> _PROBLEM DETAILS_: Pick out the lines containing "perspektyvoje".

> _DATA SUPPLIED_:
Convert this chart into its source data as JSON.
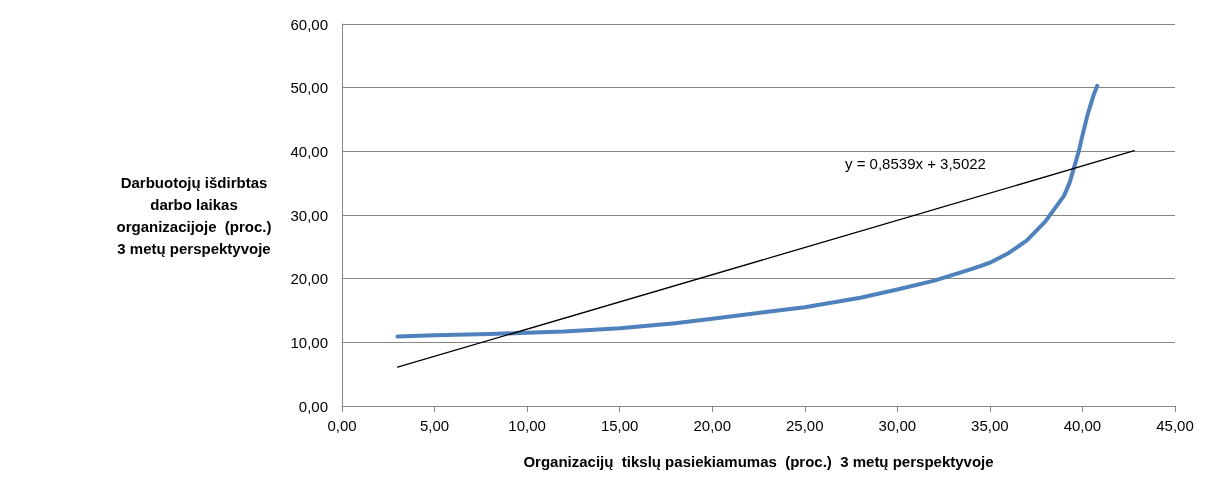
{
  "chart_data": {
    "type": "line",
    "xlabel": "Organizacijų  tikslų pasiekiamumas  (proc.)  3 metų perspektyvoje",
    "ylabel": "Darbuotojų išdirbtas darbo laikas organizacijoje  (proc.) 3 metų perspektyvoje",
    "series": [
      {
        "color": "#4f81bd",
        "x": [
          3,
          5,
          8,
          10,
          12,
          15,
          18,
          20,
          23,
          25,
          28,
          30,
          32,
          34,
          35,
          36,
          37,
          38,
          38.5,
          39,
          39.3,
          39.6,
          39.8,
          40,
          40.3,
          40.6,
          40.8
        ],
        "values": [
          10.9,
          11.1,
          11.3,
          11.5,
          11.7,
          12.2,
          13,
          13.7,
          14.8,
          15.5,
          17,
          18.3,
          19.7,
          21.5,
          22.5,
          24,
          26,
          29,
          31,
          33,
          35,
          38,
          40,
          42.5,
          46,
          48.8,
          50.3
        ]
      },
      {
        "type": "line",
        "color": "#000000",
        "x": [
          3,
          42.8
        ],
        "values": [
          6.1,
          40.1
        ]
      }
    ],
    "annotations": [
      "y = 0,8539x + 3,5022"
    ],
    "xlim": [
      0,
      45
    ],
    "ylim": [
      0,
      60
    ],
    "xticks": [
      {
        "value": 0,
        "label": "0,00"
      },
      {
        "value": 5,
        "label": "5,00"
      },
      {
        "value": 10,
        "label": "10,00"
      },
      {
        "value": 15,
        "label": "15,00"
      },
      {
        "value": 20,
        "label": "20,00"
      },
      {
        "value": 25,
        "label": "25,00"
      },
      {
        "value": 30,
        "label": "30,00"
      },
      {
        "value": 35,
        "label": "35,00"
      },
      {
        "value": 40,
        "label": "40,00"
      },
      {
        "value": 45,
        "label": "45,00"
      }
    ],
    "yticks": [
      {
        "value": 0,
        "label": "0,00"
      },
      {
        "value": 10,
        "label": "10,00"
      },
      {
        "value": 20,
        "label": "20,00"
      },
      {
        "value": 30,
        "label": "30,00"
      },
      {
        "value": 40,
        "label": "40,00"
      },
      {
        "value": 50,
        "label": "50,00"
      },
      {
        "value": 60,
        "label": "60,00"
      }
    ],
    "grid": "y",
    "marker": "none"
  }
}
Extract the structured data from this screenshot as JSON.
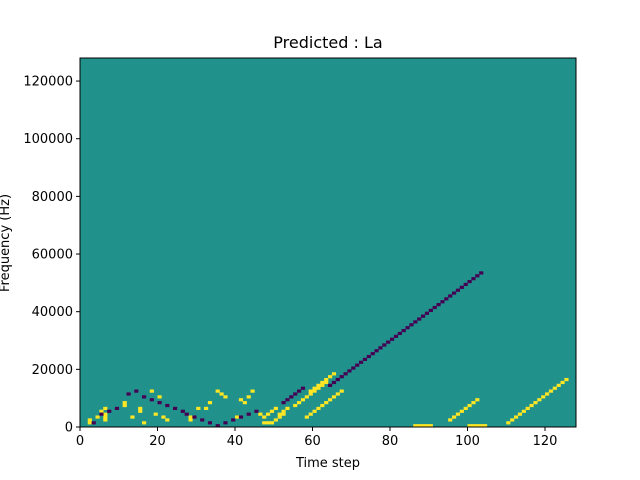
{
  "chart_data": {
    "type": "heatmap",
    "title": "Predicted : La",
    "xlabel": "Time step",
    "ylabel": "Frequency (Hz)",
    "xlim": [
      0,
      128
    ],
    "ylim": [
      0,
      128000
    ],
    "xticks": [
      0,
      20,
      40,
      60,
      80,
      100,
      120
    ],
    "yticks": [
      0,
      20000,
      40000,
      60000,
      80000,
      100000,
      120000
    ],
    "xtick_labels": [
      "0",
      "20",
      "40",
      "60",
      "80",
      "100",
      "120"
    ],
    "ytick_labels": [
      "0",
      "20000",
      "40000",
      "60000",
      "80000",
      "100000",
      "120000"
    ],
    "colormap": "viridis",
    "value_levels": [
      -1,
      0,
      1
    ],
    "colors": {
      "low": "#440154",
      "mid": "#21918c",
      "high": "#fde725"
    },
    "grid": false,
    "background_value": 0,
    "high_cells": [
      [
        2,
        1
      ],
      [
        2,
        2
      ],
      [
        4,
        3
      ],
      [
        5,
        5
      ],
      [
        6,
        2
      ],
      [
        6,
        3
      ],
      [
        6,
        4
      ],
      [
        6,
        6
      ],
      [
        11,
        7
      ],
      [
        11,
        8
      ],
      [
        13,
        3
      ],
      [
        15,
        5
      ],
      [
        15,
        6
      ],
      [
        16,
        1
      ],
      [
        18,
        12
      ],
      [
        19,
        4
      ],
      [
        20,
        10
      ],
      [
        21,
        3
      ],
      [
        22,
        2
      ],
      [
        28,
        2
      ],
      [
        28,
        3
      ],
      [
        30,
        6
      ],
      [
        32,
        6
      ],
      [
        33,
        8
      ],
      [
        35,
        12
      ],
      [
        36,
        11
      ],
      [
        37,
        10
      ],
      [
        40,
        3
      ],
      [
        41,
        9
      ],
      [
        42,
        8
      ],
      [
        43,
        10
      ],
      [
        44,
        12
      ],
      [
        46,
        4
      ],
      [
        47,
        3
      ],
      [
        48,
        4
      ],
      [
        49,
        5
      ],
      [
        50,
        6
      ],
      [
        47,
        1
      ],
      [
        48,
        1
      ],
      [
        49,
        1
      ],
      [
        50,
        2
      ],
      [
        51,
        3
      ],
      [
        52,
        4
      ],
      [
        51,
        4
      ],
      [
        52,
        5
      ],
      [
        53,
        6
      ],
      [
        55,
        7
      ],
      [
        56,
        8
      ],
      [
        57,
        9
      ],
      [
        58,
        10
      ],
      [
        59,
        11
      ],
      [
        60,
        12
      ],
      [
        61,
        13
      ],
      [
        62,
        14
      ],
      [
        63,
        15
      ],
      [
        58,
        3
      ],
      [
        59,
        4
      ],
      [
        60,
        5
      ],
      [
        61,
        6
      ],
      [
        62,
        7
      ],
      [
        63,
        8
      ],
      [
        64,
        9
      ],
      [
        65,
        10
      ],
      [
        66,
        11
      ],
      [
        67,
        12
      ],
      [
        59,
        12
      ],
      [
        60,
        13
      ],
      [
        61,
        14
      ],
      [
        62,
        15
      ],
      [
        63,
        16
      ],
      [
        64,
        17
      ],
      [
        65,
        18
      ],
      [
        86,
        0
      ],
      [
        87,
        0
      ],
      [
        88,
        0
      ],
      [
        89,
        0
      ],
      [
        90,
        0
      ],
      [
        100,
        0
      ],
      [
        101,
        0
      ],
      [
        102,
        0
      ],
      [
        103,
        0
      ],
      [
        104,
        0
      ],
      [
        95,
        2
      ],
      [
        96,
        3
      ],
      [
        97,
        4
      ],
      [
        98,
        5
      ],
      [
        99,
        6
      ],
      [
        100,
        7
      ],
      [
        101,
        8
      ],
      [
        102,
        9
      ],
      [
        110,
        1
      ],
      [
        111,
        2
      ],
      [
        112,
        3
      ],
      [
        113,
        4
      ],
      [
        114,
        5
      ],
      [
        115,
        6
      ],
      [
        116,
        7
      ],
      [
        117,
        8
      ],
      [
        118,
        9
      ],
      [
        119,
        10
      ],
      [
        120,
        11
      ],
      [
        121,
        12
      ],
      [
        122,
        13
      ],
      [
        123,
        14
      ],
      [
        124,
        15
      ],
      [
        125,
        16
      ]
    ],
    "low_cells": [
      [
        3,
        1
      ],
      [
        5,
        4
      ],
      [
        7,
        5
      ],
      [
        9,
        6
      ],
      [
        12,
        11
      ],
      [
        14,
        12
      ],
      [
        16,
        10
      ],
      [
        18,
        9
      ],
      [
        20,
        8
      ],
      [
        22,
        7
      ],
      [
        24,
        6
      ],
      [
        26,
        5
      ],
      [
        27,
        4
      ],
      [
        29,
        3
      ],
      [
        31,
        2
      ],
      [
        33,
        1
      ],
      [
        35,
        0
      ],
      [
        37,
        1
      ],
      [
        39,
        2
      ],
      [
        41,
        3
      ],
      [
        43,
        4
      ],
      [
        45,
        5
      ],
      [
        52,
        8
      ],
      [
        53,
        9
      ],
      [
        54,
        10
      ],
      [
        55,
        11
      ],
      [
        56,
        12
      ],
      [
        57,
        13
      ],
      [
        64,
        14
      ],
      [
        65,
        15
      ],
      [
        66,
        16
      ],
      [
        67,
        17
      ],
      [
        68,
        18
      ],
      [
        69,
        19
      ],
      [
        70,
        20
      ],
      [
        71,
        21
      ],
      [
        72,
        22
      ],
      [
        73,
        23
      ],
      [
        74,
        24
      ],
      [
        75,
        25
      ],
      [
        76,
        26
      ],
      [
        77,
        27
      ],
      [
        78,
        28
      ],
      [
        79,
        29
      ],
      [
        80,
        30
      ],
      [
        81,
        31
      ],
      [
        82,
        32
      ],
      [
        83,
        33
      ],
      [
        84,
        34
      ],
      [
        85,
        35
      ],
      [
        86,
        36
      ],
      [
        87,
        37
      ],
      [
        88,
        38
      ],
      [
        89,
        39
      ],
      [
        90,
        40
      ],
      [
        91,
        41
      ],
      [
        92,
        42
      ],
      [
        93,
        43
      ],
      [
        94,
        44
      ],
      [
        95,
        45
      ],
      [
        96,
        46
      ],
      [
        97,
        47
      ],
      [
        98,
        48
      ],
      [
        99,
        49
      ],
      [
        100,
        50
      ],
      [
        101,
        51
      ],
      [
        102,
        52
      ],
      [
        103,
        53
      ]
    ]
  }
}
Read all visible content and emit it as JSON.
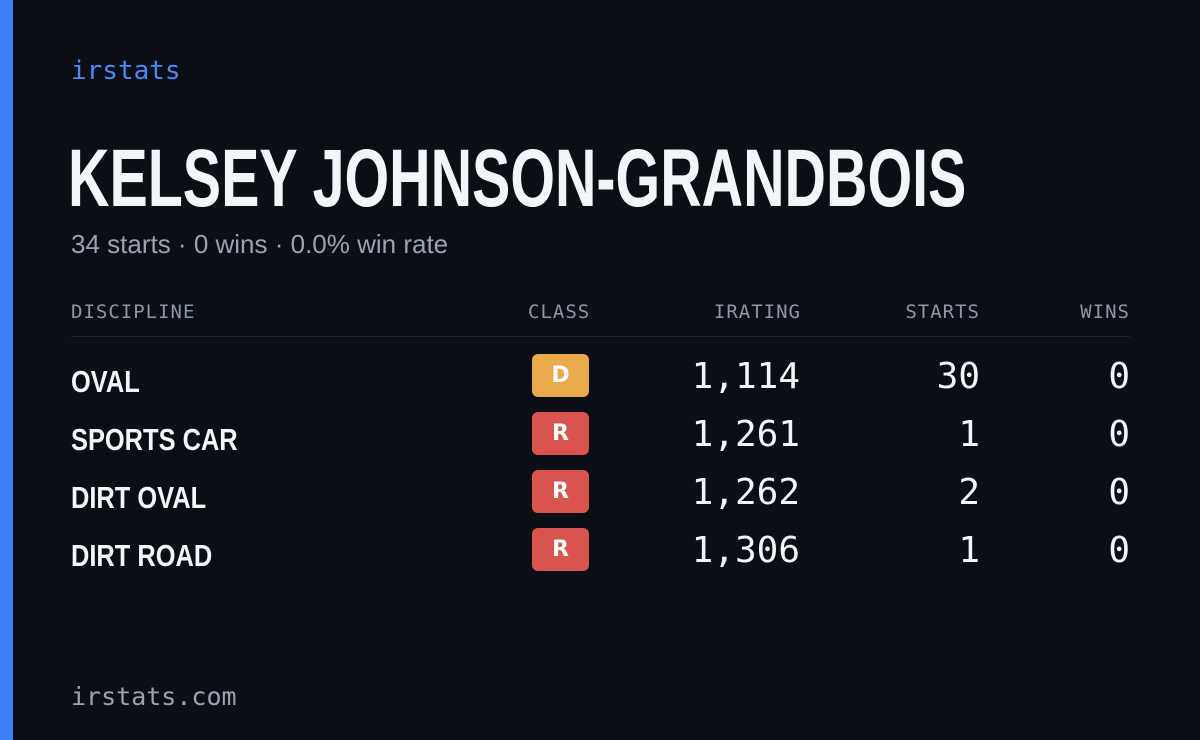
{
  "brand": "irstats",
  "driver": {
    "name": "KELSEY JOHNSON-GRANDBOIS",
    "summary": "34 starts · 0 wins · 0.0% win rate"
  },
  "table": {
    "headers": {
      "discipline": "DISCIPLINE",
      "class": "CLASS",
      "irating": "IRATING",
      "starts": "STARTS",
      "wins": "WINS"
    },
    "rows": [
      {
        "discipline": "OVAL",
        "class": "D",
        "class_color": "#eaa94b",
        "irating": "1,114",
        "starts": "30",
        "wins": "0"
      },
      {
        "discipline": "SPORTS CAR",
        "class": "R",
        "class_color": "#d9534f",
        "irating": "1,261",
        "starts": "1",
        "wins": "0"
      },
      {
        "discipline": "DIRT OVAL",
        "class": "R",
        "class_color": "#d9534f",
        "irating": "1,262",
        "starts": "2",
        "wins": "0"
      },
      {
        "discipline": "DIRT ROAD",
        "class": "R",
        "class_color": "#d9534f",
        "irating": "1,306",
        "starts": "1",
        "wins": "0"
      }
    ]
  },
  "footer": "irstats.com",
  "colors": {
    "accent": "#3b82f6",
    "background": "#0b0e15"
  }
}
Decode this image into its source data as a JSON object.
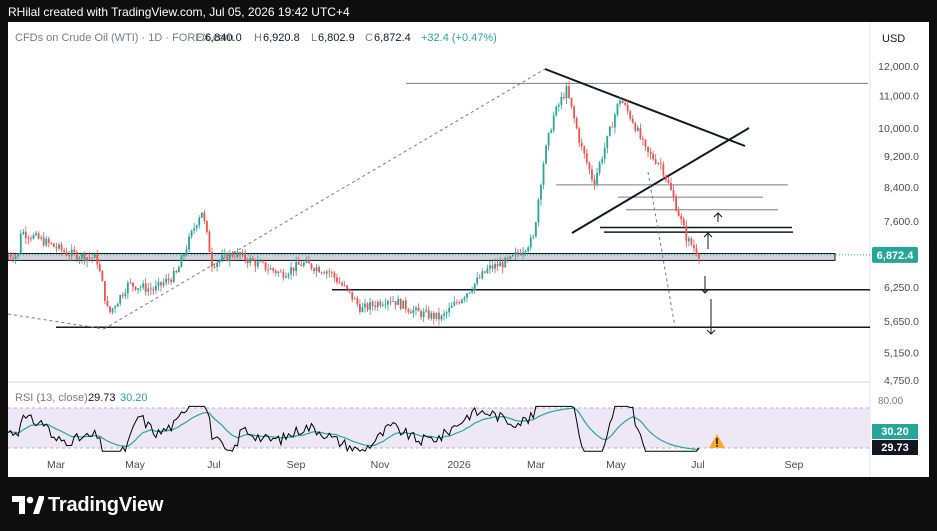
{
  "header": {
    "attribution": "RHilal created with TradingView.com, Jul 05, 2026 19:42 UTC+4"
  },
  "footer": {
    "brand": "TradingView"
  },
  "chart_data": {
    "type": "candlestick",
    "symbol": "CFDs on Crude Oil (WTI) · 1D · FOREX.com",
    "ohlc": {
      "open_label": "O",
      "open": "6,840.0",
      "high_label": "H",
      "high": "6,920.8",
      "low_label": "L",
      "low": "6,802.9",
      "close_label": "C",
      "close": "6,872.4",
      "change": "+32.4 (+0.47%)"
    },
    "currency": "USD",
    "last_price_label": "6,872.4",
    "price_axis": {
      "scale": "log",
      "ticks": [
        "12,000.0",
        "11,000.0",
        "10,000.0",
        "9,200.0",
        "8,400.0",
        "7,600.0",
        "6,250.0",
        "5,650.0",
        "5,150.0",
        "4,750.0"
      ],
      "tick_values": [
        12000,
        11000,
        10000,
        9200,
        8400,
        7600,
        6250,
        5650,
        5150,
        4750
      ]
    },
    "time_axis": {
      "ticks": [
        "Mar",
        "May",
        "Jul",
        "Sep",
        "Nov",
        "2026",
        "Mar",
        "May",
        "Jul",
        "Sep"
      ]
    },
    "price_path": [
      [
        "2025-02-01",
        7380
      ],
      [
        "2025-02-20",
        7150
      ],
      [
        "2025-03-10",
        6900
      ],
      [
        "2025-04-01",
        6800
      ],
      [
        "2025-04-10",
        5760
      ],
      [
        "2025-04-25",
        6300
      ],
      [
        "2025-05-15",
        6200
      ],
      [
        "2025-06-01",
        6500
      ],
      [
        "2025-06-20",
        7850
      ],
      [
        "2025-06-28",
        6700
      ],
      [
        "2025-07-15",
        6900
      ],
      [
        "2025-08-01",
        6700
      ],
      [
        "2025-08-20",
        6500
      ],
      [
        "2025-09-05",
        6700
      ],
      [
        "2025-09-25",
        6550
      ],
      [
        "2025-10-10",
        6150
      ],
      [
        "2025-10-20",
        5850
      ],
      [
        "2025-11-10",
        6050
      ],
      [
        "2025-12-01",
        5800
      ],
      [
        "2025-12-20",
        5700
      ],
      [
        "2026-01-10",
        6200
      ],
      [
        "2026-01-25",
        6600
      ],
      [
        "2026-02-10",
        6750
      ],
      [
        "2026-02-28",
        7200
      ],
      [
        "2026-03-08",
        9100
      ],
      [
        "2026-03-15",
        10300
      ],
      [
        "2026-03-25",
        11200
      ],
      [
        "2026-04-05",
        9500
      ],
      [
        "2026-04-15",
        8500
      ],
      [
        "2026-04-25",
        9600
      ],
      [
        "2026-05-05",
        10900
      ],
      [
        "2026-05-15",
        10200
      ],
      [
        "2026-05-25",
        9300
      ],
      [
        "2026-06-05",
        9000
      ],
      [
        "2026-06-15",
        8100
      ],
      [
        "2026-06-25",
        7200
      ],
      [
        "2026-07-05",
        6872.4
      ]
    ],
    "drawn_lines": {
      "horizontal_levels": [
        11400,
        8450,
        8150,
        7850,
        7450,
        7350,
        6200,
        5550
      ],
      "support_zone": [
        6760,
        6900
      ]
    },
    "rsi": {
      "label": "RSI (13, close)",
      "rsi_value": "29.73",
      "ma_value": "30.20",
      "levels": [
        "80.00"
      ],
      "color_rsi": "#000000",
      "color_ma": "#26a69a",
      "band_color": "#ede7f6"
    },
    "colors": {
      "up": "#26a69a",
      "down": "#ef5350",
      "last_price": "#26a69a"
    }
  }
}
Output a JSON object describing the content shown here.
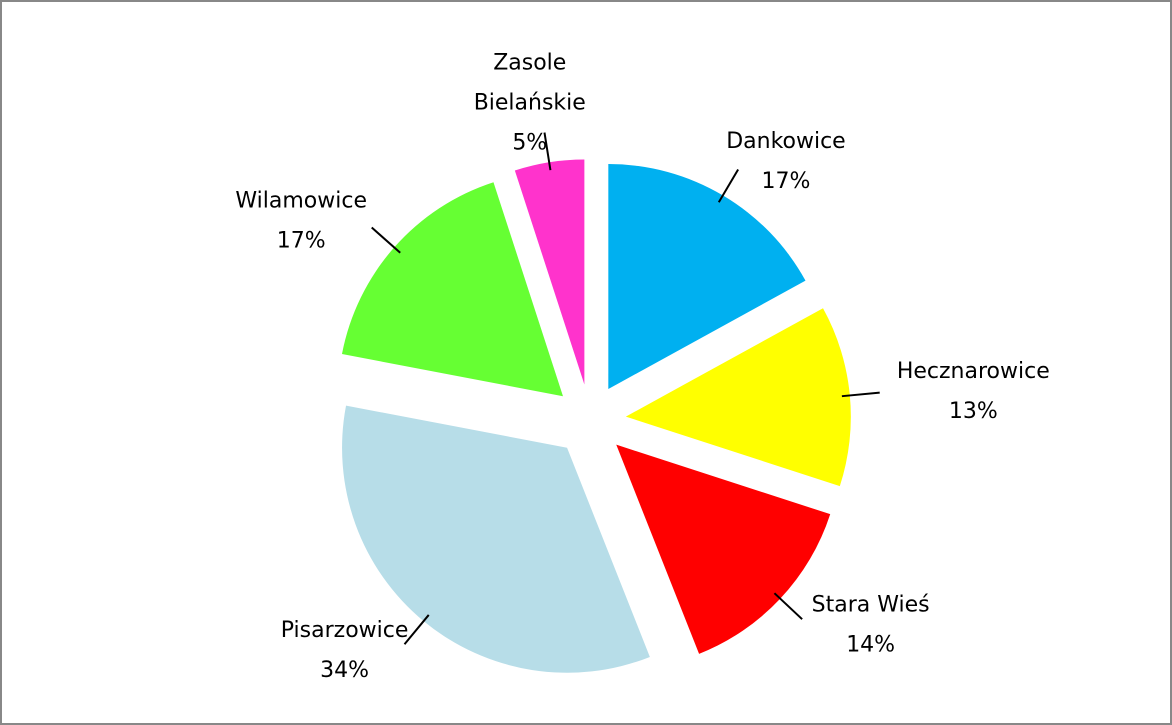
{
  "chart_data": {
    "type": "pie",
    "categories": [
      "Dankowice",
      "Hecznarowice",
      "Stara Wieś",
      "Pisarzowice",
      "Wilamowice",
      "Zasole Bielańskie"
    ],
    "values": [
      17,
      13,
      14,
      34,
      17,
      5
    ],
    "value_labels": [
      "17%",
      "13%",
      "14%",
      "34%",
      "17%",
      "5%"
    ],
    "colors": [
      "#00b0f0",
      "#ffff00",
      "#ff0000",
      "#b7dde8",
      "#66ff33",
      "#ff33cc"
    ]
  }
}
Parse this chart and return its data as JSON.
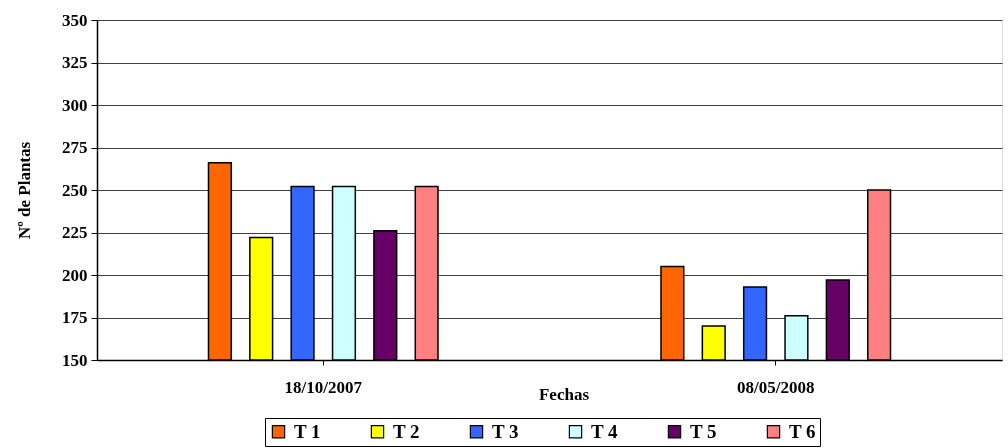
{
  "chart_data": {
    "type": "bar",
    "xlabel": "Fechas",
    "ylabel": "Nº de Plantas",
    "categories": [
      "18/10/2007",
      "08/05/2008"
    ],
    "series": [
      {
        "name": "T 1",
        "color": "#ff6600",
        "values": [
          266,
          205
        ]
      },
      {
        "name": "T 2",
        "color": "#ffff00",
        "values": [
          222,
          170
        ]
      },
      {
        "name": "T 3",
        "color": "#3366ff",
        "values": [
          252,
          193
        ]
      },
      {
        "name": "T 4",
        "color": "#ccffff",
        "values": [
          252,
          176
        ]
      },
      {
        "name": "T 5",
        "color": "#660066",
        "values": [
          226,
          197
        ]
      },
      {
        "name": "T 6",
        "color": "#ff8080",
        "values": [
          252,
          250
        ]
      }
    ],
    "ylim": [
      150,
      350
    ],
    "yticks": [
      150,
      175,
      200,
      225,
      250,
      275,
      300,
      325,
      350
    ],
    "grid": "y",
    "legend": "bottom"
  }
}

> _RESPONSE TO THE TASK_:
    "xlabel": "Organizacijų  tikslų pasiekiamumas  (proc.)  3 metų perspektyvoje",
    "ylabel": "Darbuotojų išdirbtas darbo laikas organizacijoje  (proc.) 3 metų perspektyvoje",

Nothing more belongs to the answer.